## [Exercise prompt]
Report only the number of lines in this material that include "JSON".

## [Available data]
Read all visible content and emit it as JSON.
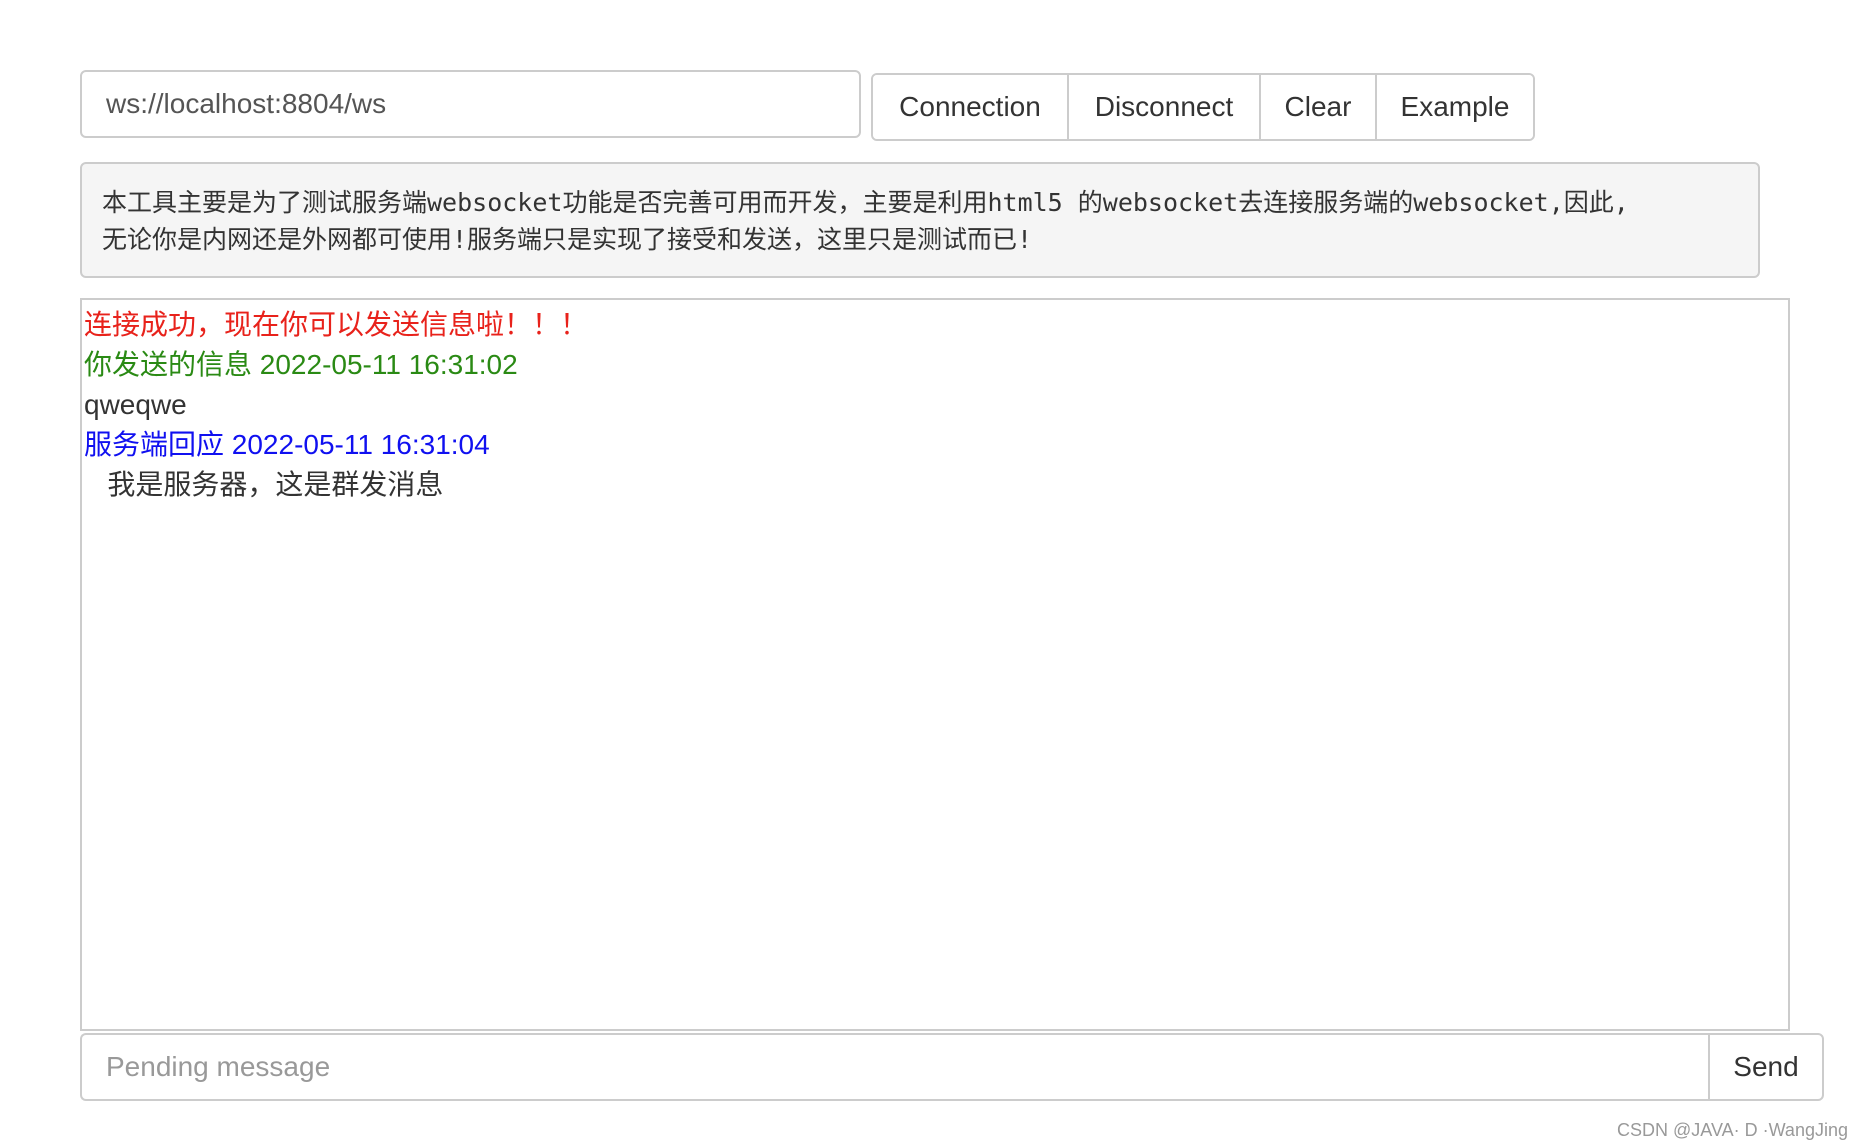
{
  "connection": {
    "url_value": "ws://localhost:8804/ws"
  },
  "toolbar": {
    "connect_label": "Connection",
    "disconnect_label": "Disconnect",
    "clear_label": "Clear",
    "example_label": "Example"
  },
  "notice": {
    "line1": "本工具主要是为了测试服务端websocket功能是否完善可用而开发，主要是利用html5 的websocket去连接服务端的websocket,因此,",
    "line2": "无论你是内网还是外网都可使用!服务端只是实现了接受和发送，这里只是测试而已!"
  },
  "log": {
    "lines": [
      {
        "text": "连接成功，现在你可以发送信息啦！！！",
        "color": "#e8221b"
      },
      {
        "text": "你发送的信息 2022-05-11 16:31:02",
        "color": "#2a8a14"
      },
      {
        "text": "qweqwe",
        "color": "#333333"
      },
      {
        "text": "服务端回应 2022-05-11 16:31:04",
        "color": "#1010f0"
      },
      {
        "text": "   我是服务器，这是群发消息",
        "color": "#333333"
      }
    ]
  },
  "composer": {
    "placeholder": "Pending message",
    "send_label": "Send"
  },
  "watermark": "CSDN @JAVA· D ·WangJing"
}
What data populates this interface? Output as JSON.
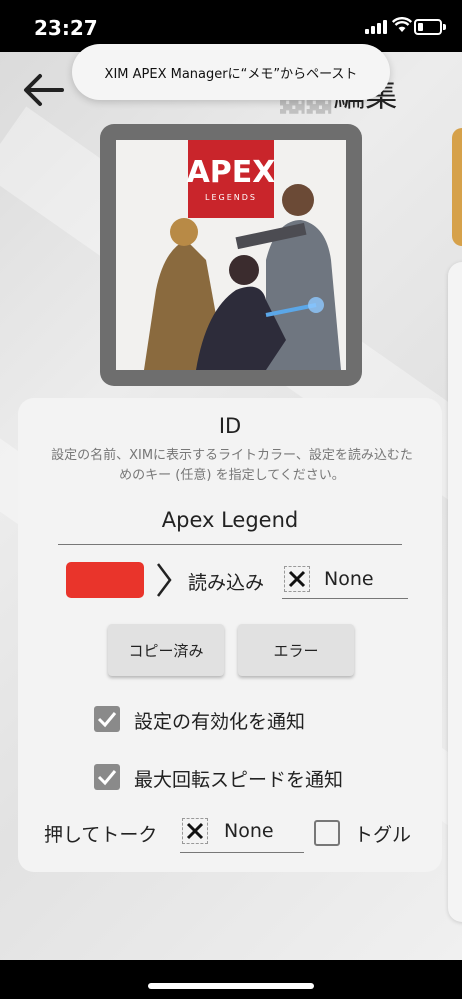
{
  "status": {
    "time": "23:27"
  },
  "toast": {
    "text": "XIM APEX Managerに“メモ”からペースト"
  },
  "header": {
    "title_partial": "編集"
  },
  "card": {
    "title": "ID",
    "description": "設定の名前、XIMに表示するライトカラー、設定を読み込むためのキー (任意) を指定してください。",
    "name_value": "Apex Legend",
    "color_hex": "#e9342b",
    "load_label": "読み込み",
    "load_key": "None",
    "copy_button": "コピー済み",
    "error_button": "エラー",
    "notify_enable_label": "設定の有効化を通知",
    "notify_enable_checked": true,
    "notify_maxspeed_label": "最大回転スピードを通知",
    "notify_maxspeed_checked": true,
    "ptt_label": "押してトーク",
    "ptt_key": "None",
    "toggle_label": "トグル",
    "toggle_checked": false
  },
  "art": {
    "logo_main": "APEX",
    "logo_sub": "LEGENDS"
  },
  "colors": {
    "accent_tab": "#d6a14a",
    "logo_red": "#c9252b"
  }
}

---

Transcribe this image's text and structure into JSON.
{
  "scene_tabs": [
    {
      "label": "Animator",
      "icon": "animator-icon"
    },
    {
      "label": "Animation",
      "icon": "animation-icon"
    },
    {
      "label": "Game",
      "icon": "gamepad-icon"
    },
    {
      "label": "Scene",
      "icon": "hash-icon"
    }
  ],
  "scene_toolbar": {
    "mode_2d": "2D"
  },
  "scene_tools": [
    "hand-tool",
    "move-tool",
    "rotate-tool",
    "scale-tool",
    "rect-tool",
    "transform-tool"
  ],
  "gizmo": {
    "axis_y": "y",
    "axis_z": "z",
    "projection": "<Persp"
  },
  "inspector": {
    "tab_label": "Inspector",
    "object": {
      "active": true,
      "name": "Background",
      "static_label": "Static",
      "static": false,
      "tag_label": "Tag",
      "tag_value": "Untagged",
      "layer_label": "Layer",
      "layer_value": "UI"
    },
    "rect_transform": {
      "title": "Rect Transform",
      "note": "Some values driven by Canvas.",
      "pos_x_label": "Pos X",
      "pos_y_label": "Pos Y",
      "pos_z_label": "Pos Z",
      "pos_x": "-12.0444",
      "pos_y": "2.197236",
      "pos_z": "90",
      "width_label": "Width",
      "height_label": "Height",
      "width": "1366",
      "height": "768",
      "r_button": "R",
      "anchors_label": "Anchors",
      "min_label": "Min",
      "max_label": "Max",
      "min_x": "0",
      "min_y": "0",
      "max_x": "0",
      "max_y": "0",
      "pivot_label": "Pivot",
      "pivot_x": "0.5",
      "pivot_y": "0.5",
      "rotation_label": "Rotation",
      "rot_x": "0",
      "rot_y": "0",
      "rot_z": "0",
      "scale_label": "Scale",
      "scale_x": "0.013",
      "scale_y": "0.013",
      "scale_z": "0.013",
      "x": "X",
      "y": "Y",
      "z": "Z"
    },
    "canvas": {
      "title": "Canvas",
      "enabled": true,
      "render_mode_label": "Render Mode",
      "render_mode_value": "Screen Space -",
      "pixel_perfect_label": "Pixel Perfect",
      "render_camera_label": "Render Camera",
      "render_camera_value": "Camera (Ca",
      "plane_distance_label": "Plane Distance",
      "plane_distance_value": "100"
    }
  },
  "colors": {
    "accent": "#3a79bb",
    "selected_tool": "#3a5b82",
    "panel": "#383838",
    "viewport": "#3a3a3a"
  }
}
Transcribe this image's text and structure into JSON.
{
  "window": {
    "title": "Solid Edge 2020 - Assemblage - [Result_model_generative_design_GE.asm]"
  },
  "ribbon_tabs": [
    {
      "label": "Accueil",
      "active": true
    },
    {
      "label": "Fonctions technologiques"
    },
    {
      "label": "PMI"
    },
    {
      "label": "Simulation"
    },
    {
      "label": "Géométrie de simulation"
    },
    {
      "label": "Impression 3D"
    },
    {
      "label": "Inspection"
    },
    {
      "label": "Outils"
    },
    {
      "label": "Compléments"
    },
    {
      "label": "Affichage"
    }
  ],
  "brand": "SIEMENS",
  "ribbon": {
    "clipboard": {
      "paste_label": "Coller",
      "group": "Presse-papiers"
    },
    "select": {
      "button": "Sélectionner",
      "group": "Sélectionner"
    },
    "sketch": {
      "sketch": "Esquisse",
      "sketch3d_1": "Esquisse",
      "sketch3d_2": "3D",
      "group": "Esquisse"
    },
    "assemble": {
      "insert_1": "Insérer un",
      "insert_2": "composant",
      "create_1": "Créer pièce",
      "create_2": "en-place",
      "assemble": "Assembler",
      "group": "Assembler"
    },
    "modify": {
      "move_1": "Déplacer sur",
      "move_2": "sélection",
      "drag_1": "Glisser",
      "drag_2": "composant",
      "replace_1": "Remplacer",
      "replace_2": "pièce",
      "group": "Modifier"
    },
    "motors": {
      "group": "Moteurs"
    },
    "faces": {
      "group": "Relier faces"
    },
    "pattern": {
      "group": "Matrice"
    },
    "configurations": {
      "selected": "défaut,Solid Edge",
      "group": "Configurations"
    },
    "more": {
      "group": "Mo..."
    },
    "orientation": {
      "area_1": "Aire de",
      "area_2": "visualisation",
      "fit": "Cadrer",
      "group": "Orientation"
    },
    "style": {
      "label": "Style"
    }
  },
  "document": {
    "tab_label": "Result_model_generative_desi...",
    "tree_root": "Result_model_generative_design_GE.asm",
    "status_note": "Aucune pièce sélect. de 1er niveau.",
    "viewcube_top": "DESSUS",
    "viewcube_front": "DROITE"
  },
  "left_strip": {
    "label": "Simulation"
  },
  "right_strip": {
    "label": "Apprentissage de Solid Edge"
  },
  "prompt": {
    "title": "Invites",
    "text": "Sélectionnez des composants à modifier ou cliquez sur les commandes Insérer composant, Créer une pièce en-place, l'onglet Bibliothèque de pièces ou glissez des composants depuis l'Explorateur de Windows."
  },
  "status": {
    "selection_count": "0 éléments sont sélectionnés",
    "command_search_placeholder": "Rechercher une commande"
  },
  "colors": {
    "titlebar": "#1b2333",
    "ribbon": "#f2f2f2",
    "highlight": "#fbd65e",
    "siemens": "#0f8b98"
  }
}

## [Solution below]
4